------ Data for this task ------

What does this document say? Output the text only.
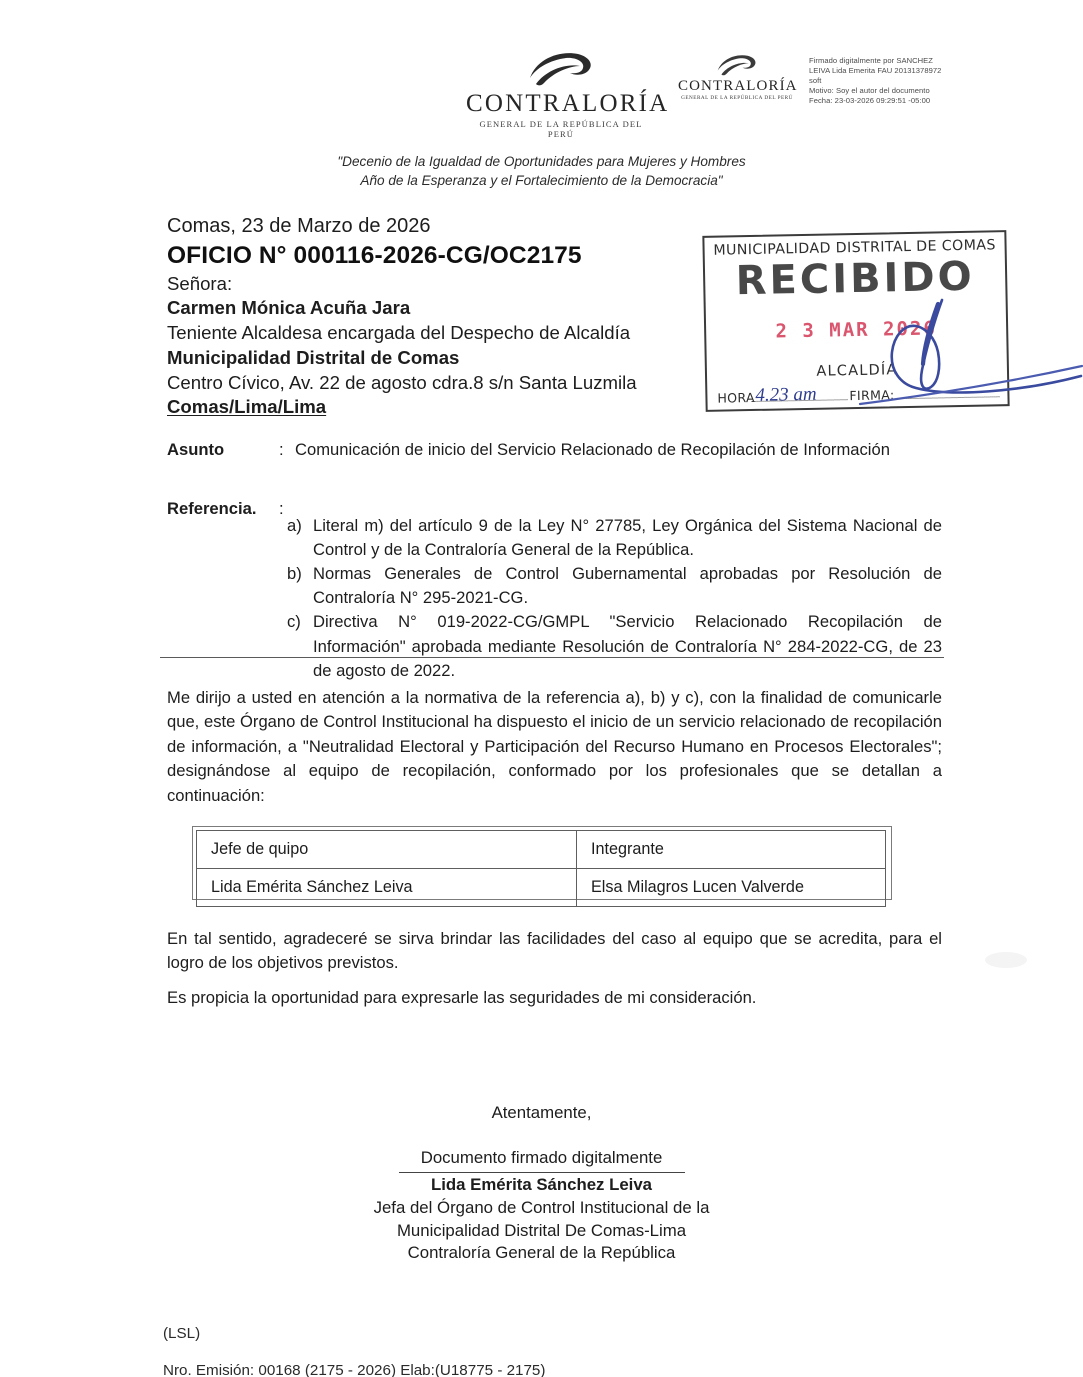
CONTRALORÍA
GENERAL DE LA REPÚBLICA DEL PERÚ
CONTRALORÍA
GENERAL DE LA REPÚBLICA DEL PERÚ
Firmado digitalmente por SANCHEZ
LEIVA Lida Emerita FAU 20131378972
soft
Motivo: Soy el autor del documento
Fecha: 23-03-2026 09:29:51 -05:00
"Decenio de la Igualdad de Oportunidades para Mujeres y Hombres
Año de la Esperanza y el Fortalecimiento de la Democracia"
Comas, 23 de Marzo de 2026
OFICIO N° 000116-2026-CG/OC2175
Señora:
Carmen Mónica Acuña Jara
Teniente Alcaldesa encargada del Despecho de Alcaldía
Municipalidad Distrital de Comas
Centro Cívico, Av. 22 de agosto cdra.8 s/n Santa Luzmila
Comas/Lima/Lima
MUNICIPALIDAD DISTRITAL DE COMAS
RECIBIDO
2 3 MAR 2026
ALCALDÍA
HORA 4.23 am	FIRMA:
Asunto	: Comunicación de inicio del Servicio Relacionado de Recopilación de Información
Referencia. :
a) Literal m) del artículo 9 de la Ley N° 27785, Ley Orgánica del Sistema Nacional de Control y de la Contraloría General de la República.
b) Normas Generales de Control Gubernamental aprobadas por Resolución de Contraloría N° 295-2021-CG.
c) Directiva N° 019-2022-CG/GMPL "Servicio Relacionado Recopilación de Información" aprobada mediante Resolución de Contraloría N° 284-2022-CG, de 23 de agosto de 2022.
Me dirijo a usted en atención a la normativa de la referencia a), b) y c), con la finalidad de comunicarle que, este Órgano de Control Institucional ha dispuesto el inicio de un servicio relacionado de recopilación de información, a "Neutralidad Electoral y Participación del Recurso Humano en Procesos Electorales"; designándose al equipo de recopilación, conformado por los profesionales que se detallan a continuación:
Jefe de quipo	Integrante
Lida Emérita Sánchez Leiva	Elsa Milagros Lucen Valverde
En tal sentido, agradeceré se sirva brindar las facilidades del caso al equipo que se acredita, para el logro de los objetivos previstos.
Es propicia la oportunidad para expresarle las seguridades de mi consideración.
Atentamente,
Documento firmado digitalmente
Lida Emérita Sánchez Leiva
Jefa del Órgano de Control Institucional de la
Municipalidad Distrital De Comas-Lima
Contraloría General de la República
(LSL)
Nro. Emisión: 00168 (2175 - 2026) Elab:(U18775 - 2175)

------

Copy the whole listing above word for word but do not carry over the pictures.

— Task result —
What does this document say? Output the text only.
CONTRALORÍA
GENERAL DE LA REPÚBLICA DEL PERÚ
CONTRALORÍA
GENERAL DE LA REPÚBLICA DEL PERÚ
Firmado digitalmente por SANCHEZ
LEIVA Lida Emerita FAU 20131378972
soft
Motivo: Soy el autor del documento
Fecha: 23-03-2026 09:29:51 -05:00
"Decenio de la Igualdad de Oportunidades para Mujeres y Hombres
Año de la Esperanza y el Fortalecimiento de la Democracia"
Comas, 23 de Marzo de 2026
OFICIO N° 000116-2026-CG/OC2175
Señora:
Carmen Mónica Acuña Jara
Teniente Alcaldesa encargada del Despecho de Alcaldía
Municipalidad Distrital de Comas
Centro Cívico, Av. 22 de agosto cdra.8 s/n Santa Luzmila
Comas/Lima/Lima
MUNICIPALIDAD DISTRITAL DE COMAS
RECIBIDO
2 3 MAR 2026
ALCALDÍA
HORA 4.23 am	FIRMA:
Asunto	: Comunicación de inicio del Servicio Relacionado de Recopilación de Información
Referencia. :
a) Literal m) del artículo 9 de la Ley N° 27785, Ley Orgánica del Sistema Nacional de Control y de la Contraloría General de la República.
b) Normas Generales de Control Gubernamental aprobadas por Resolución de Contraloría N° 295-2021-CG.
c) Directiva N° 019-2022-CG/GMPL "Servicio Relacionado Recopilación de Información" aprobada mediante Resolución de Contraloría N° 284-2022-CG, de 23 de agosto de 2022.
Me dirijo a usted en atención a la normativa de la referencia a), b) y c), con la finalidad de comunicarle que, este Órgano de Control Institucional ha dispuesto el inicio de un servicio relacionado de recopilación de información, a "Neutralidad Electoral y Participación del Recurso Humano en Procesos Electorales"; designándose al equipo de recopilación, conformado por los profesionales que se detallan a continuación:
Jefe de quipo	Integrante
Lida Emérita Sánchez Leiva	Elsa Milagros Lucen Valverde
En tal sentido, agradeceré se sirva brindar las facilidades del caso al equipo que se acredita, para el logro de los objetivos previstos.
Es propicia la oportunidad para expresarle las seguridades de mi consideración.
Atentamente,
Documento firmado digitalmente
Lida Emérita Sánchez Leiva
Jefa del Órgano de Control Institucional de la
Municipalidad Distrital De Comas-Lima
Contraloría General de la República
(LSL)
Nro. Emisión: 00168 (2175 - 2026) Elab:(U18775 - 2175)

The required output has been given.